### EXERCISE
Look through the lines below and extract each one that contains "copyright".

### DATA LINES
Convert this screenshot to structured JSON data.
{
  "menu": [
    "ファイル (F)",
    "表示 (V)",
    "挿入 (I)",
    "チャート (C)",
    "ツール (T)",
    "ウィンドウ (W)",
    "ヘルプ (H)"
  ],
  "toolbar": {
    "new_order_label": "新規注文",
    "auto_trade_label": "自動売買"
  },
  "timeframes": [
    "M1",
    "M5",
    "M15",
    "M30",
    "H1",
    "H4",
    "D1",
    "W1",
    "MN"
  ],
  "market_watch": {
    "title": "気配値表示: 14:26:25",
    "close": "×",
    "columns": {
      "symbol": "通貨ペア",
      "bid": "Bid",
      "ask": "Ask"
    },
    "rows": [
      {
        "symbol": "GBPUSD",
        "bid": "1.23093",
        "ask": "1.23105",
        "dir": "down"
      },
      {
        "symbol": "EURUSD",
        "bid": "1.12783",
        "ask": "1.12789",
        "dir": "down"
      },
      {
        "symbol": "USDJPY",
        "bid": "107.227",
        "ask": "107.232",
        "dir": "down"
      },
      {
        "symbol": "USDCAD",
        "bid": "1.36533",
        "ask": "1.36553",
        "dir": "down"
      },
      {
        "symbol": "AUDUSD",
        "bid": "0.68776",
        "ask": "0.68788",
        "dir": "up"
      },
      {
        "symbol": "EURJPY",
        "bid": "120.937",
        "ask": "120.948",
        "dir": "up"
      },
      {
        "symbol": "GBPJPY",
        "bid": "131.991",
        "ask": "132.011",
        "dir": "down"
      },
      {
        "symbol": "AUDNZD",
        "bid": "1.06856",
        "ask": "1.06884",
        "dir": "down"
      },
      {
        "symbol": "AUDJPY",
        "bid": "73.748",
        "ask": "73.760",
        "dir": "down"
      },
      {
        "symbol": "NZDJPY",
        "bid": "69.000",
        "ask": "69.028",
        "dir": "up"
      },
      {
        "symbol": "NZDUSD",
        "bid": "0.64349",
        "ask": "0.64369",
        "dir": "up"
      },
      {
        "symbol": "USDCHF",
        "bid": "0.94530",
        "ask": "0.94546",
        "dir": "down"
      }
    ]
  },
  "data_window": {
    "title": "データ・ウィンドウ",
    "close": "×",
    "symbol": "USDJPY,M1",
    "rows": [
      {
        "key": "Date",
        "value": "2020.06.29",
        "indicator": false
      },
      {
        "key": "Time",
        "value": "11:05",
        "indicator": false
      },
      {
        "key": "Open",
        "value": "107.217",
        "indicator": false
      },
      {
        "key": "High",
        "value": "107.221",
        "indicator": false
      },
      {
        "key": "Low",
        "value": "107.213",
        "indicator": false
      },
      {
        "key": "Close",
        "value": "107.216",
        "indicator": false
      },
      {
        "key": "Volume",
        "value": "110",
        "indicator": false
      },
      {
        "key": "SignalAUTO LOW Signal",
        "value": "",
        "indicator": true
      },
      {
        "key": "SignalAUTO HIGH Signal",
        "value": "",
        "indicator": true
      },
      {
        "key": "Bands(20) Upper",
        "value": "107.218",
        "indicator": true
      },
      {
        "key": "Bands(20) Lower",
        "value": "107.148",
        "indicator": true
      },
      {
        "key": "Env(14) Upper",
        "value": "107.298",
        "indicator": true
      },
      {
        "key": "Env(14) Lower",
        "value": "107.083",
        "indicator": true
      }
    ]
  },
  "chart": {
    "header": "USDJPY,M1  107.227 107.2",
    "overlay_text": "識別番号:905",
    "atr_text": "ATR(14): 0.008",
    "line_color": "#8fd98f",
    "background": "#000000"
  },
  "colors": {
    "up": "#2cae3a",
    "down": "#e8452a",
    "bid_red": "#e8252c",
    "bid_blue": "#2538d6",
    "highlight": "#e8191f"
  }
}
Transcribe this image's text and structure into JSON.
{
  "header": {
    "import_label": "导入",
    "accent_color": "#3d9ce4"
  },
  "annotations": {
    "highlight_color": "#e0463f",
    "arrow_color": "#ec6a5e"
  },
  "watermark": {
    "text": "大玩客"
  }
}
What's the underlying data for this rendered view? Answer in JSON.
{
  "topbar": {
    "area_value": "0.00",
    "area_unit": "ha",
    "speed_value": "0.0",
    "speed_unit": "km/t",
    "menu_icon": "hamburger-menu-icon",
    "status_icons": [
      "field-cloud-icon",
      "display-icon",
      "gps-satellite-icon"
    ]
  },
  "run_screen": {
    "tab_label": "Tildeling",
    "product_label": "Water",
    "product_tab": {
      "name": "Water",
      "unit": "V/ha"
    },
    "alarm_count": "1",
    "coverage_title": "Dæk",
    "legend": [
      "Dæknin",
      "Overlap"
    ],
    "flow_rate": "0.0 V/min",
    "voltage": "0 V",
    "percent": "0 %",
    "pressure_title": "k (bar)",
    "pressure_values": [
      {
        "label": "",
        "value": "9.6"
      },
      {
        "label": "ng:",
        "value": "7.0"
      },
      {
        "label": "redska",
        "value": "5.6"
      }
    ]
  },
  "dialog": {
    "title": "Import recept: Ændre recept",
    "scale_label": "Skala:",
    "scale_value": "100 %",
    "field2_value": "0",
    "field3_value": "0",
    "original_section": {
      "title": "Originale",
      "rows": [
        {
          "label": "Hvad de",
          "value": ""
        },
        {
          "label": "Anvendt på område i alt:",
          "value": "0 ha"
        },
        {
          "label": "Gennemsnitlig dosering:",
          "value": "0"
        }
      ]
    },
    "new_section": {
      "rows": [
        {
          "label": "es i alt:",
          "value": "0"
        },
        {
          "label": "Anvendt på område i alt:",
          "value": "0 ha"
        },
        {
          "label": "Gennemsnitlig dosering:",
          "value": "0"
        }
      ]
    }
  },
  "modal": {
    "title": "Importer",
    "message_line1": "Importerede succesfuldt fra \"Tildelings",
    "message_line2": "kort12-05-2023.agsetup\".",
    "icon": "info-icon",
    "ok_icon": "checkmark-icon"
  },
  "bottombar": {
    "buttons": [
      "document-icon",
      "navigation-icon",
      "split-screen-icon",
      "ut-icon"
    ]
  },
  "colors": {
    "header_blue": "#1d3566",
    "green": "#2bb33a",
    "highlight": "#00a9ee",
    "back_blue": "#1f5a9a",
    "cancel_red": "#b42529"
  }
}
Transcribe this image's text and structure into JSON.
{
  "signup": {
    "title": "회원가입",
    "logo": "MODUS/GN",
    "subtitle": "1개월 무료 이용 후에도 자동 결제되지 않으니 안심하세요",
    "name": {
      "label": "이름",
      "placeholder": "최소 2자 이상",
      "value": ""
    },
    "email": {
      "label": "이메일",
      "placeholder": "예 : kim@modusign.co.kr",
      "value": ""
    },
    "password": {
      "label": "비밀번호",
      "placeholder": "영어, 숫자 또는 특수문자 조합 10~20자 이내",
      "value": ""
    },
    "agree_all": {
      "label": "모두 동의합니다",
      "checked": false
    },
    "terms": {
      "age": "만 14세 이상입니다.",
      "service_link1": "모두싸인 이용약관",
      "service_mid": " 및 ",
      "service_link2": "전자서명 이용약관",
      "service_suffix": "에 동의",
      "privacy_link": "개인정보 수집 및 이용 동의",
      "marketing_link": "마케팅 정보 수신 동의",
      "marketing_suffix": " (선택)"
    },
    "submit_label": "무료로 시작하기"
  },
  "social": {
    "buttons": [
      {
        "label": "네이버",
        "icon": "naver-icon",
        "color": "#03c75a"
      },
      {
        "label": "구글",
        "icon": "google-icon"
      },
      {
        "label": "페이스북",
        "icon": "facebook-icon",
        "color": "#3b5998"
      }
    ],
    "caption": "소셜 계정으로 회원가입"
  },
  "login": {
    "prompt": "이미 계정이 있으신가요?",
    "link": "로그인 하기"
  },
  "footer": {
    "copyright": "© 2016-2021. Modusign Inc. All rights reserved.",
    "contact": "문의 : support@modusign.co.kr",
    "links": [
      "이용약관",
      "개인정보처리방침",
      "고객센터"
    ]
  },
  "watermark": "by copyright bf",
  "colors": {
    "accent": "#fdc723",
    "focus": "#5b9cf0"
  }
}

### SOLUTION TO THIS EXERCISE
    "copyright": "© 2016-2021. Modusign Inc. All rights reserved.",
  "watermark": "by copyright bf",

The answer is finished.